We can view a document or query as a vector of weights:
$$
\vec{d_j} = (w_1, w_2, w_3, \dots)
$$
\subsection{Boolean Model}
The \textbf{Boolean model} of information retrieval is based on set theory \& Boolean algebra.
A query is viewed as a Boolean expression.
The model also assumes terms are present or absent, hence term weights $w_{i,j}$ are binary \& discrete, i.e.,
$w_{i,j}$ is an element of $\{0, 1\}$.
\\\\
Advantages of the Boolean model include:
\begin{itemize}
\item Clean formalism.
\item Widespread \& popular.
\item Relatively simple
\end{itemize}
Disadvantages of the Boolean model include:
\begin{itemize}
\item People often have difficulty formulating expressions, harbours some difficulty in use.
\item Documents are considered either relevant or irrelevant; no partial matching allowed.
\item Poor performance.
\item Suffers badly from natural language effects of synonymy etc.
\item No ranking of results.
\item Terms in a document are considered independent of each other.
\end{itemize}
\subsubsection{Example}
$$
q = t_1 \land (t_2 \lor (\neg t_3))
$$
\begin{minted}[linenos, breaklines, frame=single]{sql}
q = t1 AND (t2 OR (NOT t3))
\end{minted}
This can be mapped to what is termed \textbf{disjunctive normal form}, where we have a series of disjunctions
(or logical ORs) of conjunctions.
$$
q = 100 \lor 110 \lor 111
$$
If a document satisfies any of the components, the document is deemed relevant and returned.
\subsection{Vector Space Model}
The \textbf{vector space model} attempts to improve upon the Boolean model by removing the limitation of binary
weights for index terms.
Terms can have non-binary weights in both queries \& documents.
Hence, we can represent the documents \& the query as $n$-dimensional vectors.
$$
\vec{d_j} = (w_{1,j}, w_{2,j}, \dots, w_{n,j})
$$
$$
\vec{q} = (w_{1,q}, w_{2,q}, \dots, w_{n,q})
$$
We can calculate the similarity between a document \& a query by calculating the similarity between the vector
representations of the document \& query by measuring the cosine of the angle between the two vectors.
$$
\vec{a} \cdot \vec{b} = \mid \vec{a} \mid \mid \vec{b} \mid \cos (\vec{a}, \vec{b})

Stated problem 1
Using the text on information retrieval, decide whether each statement agrees with it: (a) in the Boolean model, a document can partly match a query; (b) the vector space model tries to improve on the Boolean model; (c) the Boolean model ranks its results. Answer yes or no for each, and quote the words from the text that decide it.
Stated problem 2
Write out the part of the text on information retrieval between "The model also" and "partial matching allowed.", inclusive.

Material
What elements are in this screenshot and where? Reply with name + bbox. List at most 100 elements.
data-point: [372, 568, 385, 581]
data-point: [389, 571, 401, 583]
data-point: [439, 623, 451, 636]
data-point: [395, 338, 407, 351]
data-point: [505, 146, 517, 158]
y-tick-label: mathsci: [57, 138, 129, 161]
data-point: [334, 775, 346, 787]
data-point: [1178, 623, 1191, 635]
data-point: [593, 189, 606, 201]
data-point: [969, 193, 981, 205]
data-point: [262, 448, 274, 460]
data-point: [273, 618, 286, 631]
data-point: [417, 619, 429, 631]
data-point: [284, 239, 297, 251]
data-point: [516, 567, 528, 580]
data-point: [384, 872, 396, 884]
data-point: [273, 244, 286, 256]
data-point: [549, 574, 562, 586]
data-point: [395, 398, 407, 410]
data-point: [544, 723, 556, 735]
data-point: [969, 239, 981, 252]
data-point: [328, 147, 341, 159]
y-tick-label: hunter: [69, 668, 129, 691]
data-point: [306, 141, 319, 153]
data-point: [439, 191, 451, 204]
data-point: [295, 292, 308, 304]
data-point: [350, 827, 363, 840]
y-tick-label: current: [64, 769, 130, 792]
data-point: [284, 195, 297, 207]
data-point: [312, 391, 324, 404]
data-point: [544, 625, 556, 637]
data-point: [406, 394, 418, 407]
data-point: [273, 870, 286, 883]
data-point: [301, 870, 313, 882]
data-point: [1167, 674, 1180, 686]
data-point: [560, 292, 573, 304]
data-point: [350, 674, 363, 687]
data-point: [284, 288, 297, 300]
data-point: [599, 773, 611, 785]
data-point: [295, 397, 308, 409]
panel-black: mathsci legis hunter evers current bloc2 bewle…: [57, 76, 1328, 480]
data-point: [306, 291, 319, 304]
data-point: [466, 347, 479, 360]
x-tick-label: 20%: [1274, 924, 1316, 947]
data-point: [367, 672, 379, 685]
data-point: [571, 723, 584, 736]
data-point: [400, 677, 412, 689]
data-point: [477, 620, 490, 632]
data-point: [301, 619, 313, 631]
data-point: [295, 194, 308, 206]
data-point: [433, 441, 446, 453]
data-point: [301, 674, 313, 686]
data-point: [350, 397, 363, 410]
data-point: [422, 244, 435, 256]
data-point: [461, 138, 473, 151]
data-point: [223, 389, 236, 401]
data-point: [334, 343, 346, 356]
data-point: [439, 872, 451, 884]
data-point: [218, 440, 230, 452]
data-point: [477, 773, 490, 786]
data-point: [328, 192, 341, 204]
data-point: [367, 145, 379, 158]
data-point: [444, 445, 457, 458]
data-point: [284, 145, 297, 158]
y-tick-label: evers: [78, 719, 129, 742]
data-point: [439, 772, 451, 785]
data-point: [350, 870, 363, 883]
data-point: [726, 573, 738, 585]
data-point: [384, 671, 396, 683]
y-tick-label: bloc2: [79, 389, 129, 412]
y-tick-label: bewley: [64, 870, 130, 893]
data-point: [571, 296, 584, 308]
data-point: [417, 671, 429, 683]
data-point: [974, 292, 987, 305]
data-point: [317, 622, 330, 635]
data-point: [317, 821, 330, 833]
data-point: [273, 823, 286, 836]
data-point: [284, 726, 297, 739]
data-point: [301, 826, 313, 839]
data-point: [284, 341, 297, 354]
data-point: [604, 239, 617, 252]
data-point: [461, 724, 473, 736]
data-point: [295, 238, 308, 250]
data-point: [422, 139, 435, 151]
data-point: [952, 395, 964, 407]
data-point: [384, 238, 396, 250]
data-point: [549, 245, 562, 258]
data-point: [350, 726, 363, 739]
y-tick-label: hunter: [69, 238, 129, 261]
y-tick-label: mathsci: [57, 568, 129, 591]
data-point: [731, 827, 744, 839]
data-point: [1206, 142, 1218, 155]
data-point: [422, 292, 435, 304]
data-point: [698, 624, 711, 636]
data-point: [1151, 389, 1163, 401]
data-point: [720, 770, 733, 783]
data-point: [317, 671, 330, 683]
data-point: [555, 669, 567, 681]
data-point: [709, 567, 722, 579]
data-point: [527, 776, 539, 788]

Exercise solution 1
(a) No: "no partial matching allowed."
(b) Yes: "attempts to improve upon the Boolean model"
(c) No: "No ranking of results."

Exercise solution 2
The model also assumes terms are present or absent, hence term weights $w_{i,j}$ are binary \& discrete, i.e.,
$w_{i,j}$ is an element of $\{0, 1\}$.
\\\\
Advantages of the Boolean model include:
\begin{itemize}
\item Clean formalism.
\item Widespread \& popular.
\item Relatively simple
\end{itemize}
Disadvantages of the Boolean model include:
\begin{itemize}
\item People often have difficulty formulating expressions, harbours some difficulty in use.
\item Documents are considered either relevant or irrelevant; no partial matching allowed.